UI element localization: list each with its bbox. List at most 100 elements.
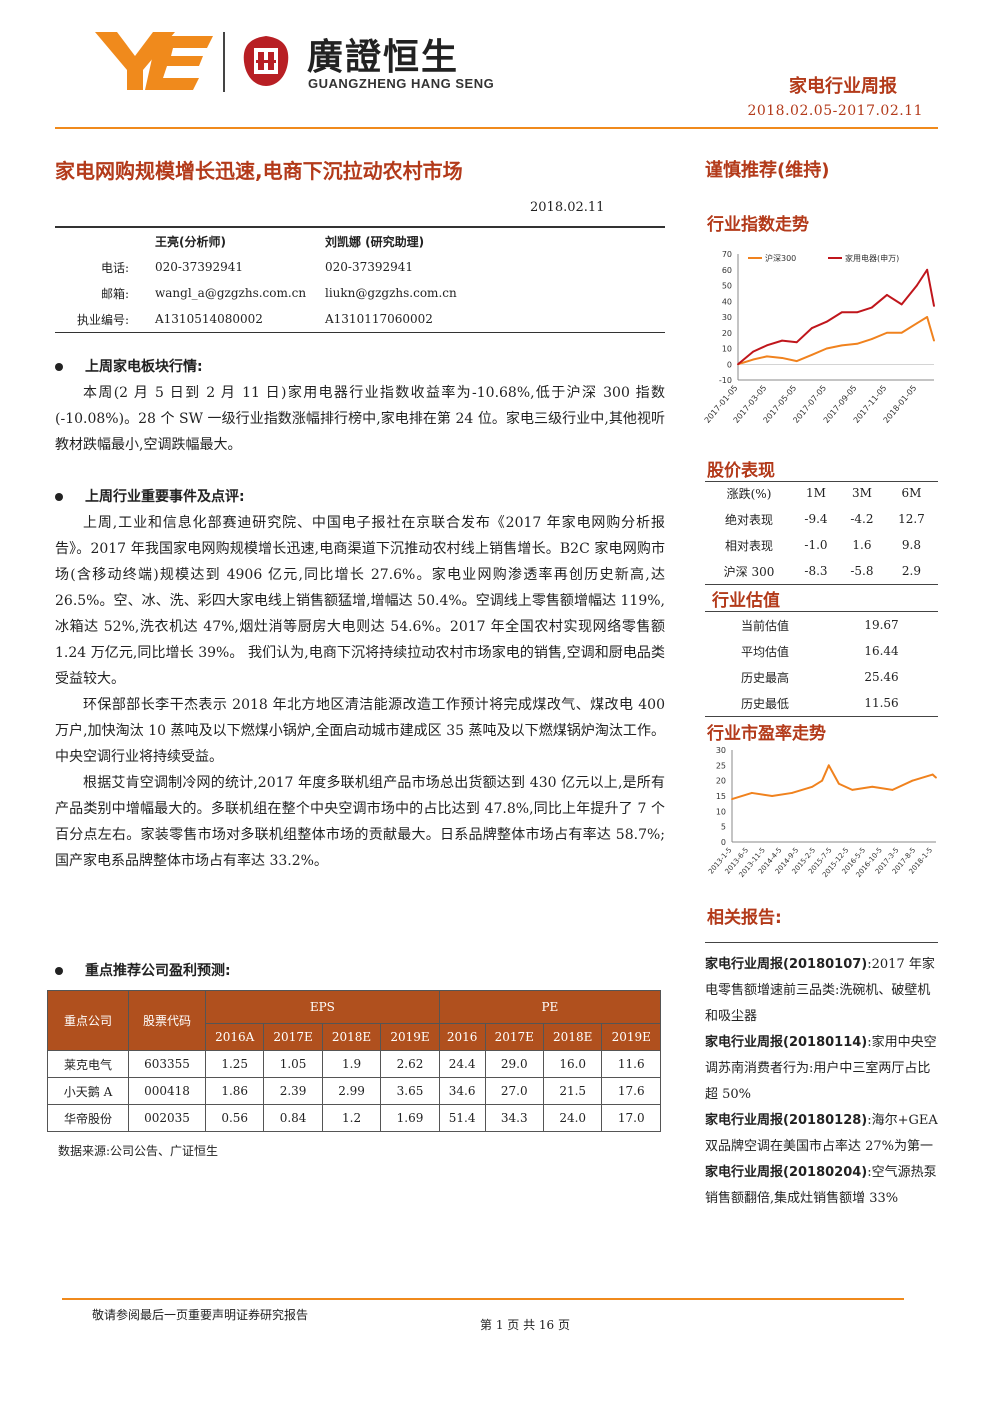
eps-header-row-2: 2016A 2017E 2018E 2019E 2016 2017E 2018E… [48, 1023, 661, 1051]
eps-year: 2016A [204, 1023, 265, 1051]
price-value: 1.6 [852, 538, 872, 552]
phone-label: 电话: [100, 260, 129, 275]
data-point [771, 795, 773, 797]
eps-value: 1.2 [321, 1104, 382, 1132]
related-report-item[interactable]: 家电行业周报(20180204):空气源热泵销售额翻倍,集成灶销售额增 33% [705, 1160, 938, 1212]
price-label: 沪深 300 [723, 564, 775, 579]
email-1[interactable]: wangl_a@gzgzhs.com.cn [155, 286, 307, 300]
price-value: 12.7 [898, 512, 925, 526]
eps-value: 0.56 [204, 1104, 265, 1132]
data-point [825, 320, 828, 323]
data-point [731, 798, 733, 800]
section-2-title: 上周行业重要事件及点评: [85, 489, 245, 505]
eps-value: 1.05 [263, 1050, 323, 1078]
table-row: 绝对表现 -9.4 -4.2 12.7 [705, 506, 938, 532]
pe-value: 16.0 [542, 1050, 603, 1078]
table-row: 沪深 300 -8.3 -5.8 2.9 [705, 558, 938, 585]
page-title: 家电网购规模增长迅速,电商下沉拉动农村市场 [55, 159, 463, 183]
pe-value: 24.4 [438, 1050, 486, 1078]
company-name: 小天鹅 A [47, 1077, 129, 1105]
table-row: 当前估值 19.67 [705, 612, 938, 638]
analyst-table: 王亮(分析师) 刘凯娜 (研究助理) 电话: 020-37392941 020-… [55, 228, 665, 333]
pe-year: 2018E [542, 1023, 603, 1051]
pe-value: 27.0 [484, 1077, 544, 1105]
pe-value: 34.6 [438, 1077, 486, 1105]
data-point [915, 284, 918, 287]
pe-value: 17.6 [601, 1077, 661, 1105]
price-value: -5.8 [850, 564, 874, 578]
section-2-heading: 上周行业重要事件及点评: [55, 486, 665, 506]
y-tick-label: 25 [716, 761, 726, 770]
related-report-summary: :海尔+GEA 双品牌空调在美国市占率达 27%为第一 [705, 1113, 938, 1154]
y-tick-label: 50 [722, 282, 732, 291]
email-2[interactable]: liukn@gzgzhs.com.cn [325, 286, 457, 300]
data-point [795, 341, 798, 344]
data-point [911, 779, 914, 782]
data-point [870, 306, 873, 309]
pe-year: 2017E [484, 1023, 544, 1051]
analyst-names-row: 王亮(分析师) 刘凯娜 (研究助理) [55, 228, 665, 254]
data-point [837, 782, 840, 785]
logo-seal-icon [243, 36, 289, 86]
data-point [840, 311, 843, 314]
y-tick-label: 15 [716, 792, 726, 801]
related-report-link[interactable]: 家电行业周报(20180204) [705, 1165, 868, 1180]
related-rule [705, 942, 938, 943]
table-row: 莱克电气 603355 1.25 1.05 1.9 2.62 24.4 29.0… [47, 1050, 661, 1078]
eps-header-row-1: 重点公司 股票代码 EPS PE [47, 990, 662, 1051]
valuation-value: 16.44 [864, 644, 899, 658]
related-report-item[interactable]: 家电行业周报(20180128):海尔+GEA 双品牌空调在美国市占率达 27%… [705, 1108, 938, 1160]
related-report-summary: :家用中央空调苏南消费者行为:用户中三室两厅占比超 50% [705, 1035, 937, 1102]
title-rule [55, 226, 665, 228]
related-report-item[interactable]: 家电行业周报(20180107):2017 年家电零售额增速前三品类:洗碗机、破… [705, 952, 938, 1030]
series-line [737, 268, 935, 366]
data-point [900, 303, 903, 306]
related-report-item[interactable]: 家电行业周报(20180114):家用中央空调苏南消费者行为:用户中三室两厅占比… [705, 1030, 938, 1108]
pe-year: 2019E [601, 1023, 661, 1051]
data-point [886, 294, 888, 296]
data-point [781, 339, 783, 342]
related-report-link[interactable]: 家电行业周报(20180114) [705, 1035, 868, 1050]
data-point [811, 785, 814, 788]
price-value: -1.0 [804, 538, 828, 552]
phone-2: 020-37392941 [325, 260, 414, 274]
series-line [731, 764, 937, 801]
header-rule [55, 127, 938, 129]
data-point [900, 331, 903, 334]
price-value: 9.8 [901, 538, 921, 552]
bullet-icon [55, 363, 63, 371]
pe-trend-chart: 0510152025302013-1-52013-6-52013-11-5201… [707, 746, 937, 879]
logo-divider [223, 32, 225, 92]
bullet-icon [55, 493, 63, 501]
y-tick-label: 5 [721, 823, 726, 832]
data-point [766, 344, 768, 347]
stock-code: 002035 [128, 1104, 206, 1132]
pe-value: 11.6 [601, 1050, 661, 1078]
price-rule [705, 481, 938, 482]
data-point [750, 792, 753, 794]
y-tick-label: 10 [716, 807, 726, 816]
eps-value: 1.69 [380, 1104, 440, 1132]
eps-value: 3.65 [380, 1077, 440, 1105]
data-point [933, 339, 935, 342]
price-value: 2.9 [901, 564, 921, 578]
y-tick-label: 70 [722, 250, 732, 259]
related-report-link[interactable]: 家电行业周报(20180128) [705, 1113, 868, 1128]
pe-value: 17.0 [601, 1104, 661, 1132]
data-point [933, 305, 935, 307]
price-head: 6M [901, 486, 922, 500]
related-report-link[interactable]: 家电行业周报(20180107) [705, 957, 868, 972]
license-1: A1310514080002 [155, 312, 263, 326]
data-point [752, 350, 755, 353]
eps-value: 1.25 [204, 1050, 265, 1078]
data-point [811, 327, 813, 329]
logo-cn-text: 廣證恒生 [307, 37, 460, 78]
section-2: 上周行业重要事件及点评: 上周,工业和信息化部赛迪研究院、中国电子报社在京联合发… [55, 486, 665, 874]
price-head: 3M [851, 486, 872, 500]
license-2: A1310117060002 [325, 312, 433, 326]
related-reports-title: 相关报告: [707, 908, 782, 928]
table-row: 平均估值 16.44 [705, 638, 938, 664]
y-tick-label: 10 [722, 345, 732, 354]
eps-value: 1.86 [204, 1077, 265, 1105]
section-1: 上周家电板块行情: 本周(2 月 5 日到 2 月 11 日)家用电器行业指数收… [55, 356, 665, 458]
--
EXERCISE INSTRUCTIONS: Repeat the records above word for word, from beginning to end, and leave out the pictures.

TASK RESPONSE:
UI element localization: list each with its bbox. List at most 100 elements.
eps-header-row-2: 2016A 2017E 2018E 2019E 2016 2017E 2018E… [48, 1023, 661, 1051]
eps-year: 2016A [204, 1023, 265, 1051]
price-value: 1.6 [852, 538, 872, 552]
phone-label: 电话: [100, 260, 129, 275]
data-point [771, 795, 773, 797]
eps-value: 1.2 [321, 1104, 382, 1132]
related-report-item[interactable]: 家电行业周报(20180204):空气源热泵销售额翻倍,集成灶销售额增 33% [705, 1160, 938, 1212]
price-label: 沪深 300 [723, 564, 775, 579]
email-1[interactable]: wangl_a@gzgzhs.com.cn [155, 286, 307, 300]
price-value: 12.7 [898, 512, 925, 526]
eps-value: 0.56 [204, 1104, 265, 1132]
data-point [825, 320, 828, 323]
data-point [731, 798, 733, 800]
section-2-title: 上周行业重要事件及点评: [85, 489, 245, 505]
eps-value: 1.05 [263, 1050, 323, 1078]
table-row: 绝对表现 -9.4 -4.2 12.7 [705, 506, 938, 532]
pe-value: 16.0 [542, 1050, 603, 1078]
table-row: 沪深 300 -8.3 -5.8 2.9 [705, 558, 938, 585]
page-title: 家电网购规模增长迅速,电商下沉拉动农村市场 [55, 159, 463, 183]
pe-value: 24.4 [438, 1050, 486, 1078]
company-name: 小天鹅 A [47, 1077, 129, 1105]
table-row: 当前估值 19.67 [705, 612, 938, 638]
analyst-table: 王亮(分析师) 刘凯娜 (研究助理) 电话: 020-37392941 020-… [55, 228, 665, 333]
pe-year: 2018E [542, 1023, 603, 1051]
pe-value: 27.0 [484, 1077, 544, 1105]
pe-value: 34.6 [438, 1077, 486, 1105]
data-point [915, 284, 918, 287]
pe-value: 17.6 [601, 1077, 661, 1105]
price-value: -5.8 [850, 564, 874, 578]
section-2-heading: 上周行业重要事件及点评: [55, 486, 665, 506]
y-tick-label: 25 [716, 761, 726, 770]
related-report-summary: :海尔+GEA 双品牌空调在美国市占率达 27%为第一 [705, 1113, 938, 1154]
y-tick-label: 50 [722, 282, 732, 291]
email-2[interactable]: liukn@gzgzhs.com.cn [325, 286, 457, 300]
data-point [795, 341, 798, 344]
data-point [911, 779, 914, 782]
data-point [870, 306, 873, 309]
pe-year: 2017E [484, 1023, 544, 1051]
analyst-names-row: 王亮(分析师) 刘凯娜 (研究助理) [55, 228, 665, 254]
data-point [837, 782, 840, 785]
logo-seal-icon [243, 36, 289, 86]
data-point [840, 311, 843, 314]
y-tick-label: 15 [716, 792, 726, 801]
related-report-link[interactable]: 家电行业周报(20180204) [705, 1165, 868, 1180]
related-rule [705, 942, 938, 943]
table-row: 莱克电气 603355 1.25 1.05 1.9 2.62 24.4 29.0… [47, 1050, 661, 1078]
eps-header-row-1: 重点公司 股票代码 EPS PE [47, 990, 662, 1051]
valuation-value: 16.44 [864, 644, 899, 658]
related-report-item[interactable]: 家电行业周报(20180128):海尔+GEA 双品牌空调在美国市占率达 27%… [705, 1108, 938, 1160]
related-report-summary: :家用中央空调苏南消费者行为:用户中三室两厅占比超 50% [705, 1035, 937, 1102]
title-rule [55, 226, 665, 228]
related-report-item[interactable]: 家电行业周报(20180107):2017 年家电零售额增速前三品类:洗碗机、破… [705, 952, 938, 1030]
series-line [737, 268, 935, 366]
data-point [900, 303, 903, 306]
related-report-item[interactable]: 家电行业周报(20180114):家用中央空调苏南消费者行为:用户中三室两厅占比… [705, 1030, 938, 1108]
pe-year: 2019E [601, 1023, 661, 1051]
data-point [886, 294, 888, 296]
data-point [781, 339, 783, 342]
related-report-link[interactable]: 家电行业周报(20180114) [705, 1035, 868, 1050]
data-point [811, 785, 814, 788]
price-value: -1.0 [804, 538, 828, 552]
phone-2: 020-37392941 [325, 260, 414, 274]
series-line [731, 764, 937, 801]
header-rule [55, 127, 938, 129]
data-point [900, 331, 903, 334]
price-value: 9.8 [901, 538, 921, 552]
bullet-icon [55, 363, 63, 371]
pe-trend-chart: 0510152025302013-1-52013-6-52013-11-5201… [707, 746, 937, 879]
logo-divider [223, 32, 225, 92]
bullet-icon [55, 493, 63, 501]
y-tick-label: 5 [721, 823, 726, 832]
data-point [766, 344, 768, 347]
stock-code: 002035 [128, 1104, 206, 1132]
pe-value: 11.6 [601, 1050, 661, 1078]
price-rule [705, 481, 938, 482]
data-point [750, 792, 753, 794]
y-tick-label: 10 [716, 807, 726, 816]
eps-value: 1.69 [380, 1104, 440, 1132]
eps-value: 3.65 [380, 1077, 440, 1105]
data-point [933, 339, 935, 342]
price-value: 2.9 [901, 564, 921, 578]
y-tick-label: 70 [722, 250, 732, 259]
related-report-link[interactable]: 家电行业周报(20180128) [705, 1113, 868, 1128]
pe-value: 17.0 [601, 1104, 661, 1132]
data-point [933, 305, 935, 307]
price-head: 6M [901, 486, 922, 500]
related-report-link[interactable]: 家电行业周报(20180107) [705, 957, 868, 972]
license-1: A1310514080002 [155, 312, 263, 326]
data-point [752, 350, 755, 353]
eps-value: 1.25 [204, 1050, 265, 1078]
data-point [811, 327, 813, 329]
logo-cn-text: 廣證恒生 [307, 37, 460, 78]
section-2: 上周行业重要事件及点评: 上周,工业和信息化部赛迪研究院、中国电子报社在京联合发… [55, 486, 665, 874]
price-head: 3M [851, 486, 872, 500]
license-2: A1310117060002 [325, 312, 433, 326]
related-reports-title: 相关报告: [707, 908, 782, 928]
table-row: 平均估值 16.44 [705, 638, 938, 664]
y-tick-label: 10 [722, 345, 732, 354]
eps-value: 1.86 [204, 1077, 265, 1105]
section-1: 上周家电板块行情: 本周(2 月 5 日到 2 月 11 日)家用电器行业指数收… [55, 356, 665, 458]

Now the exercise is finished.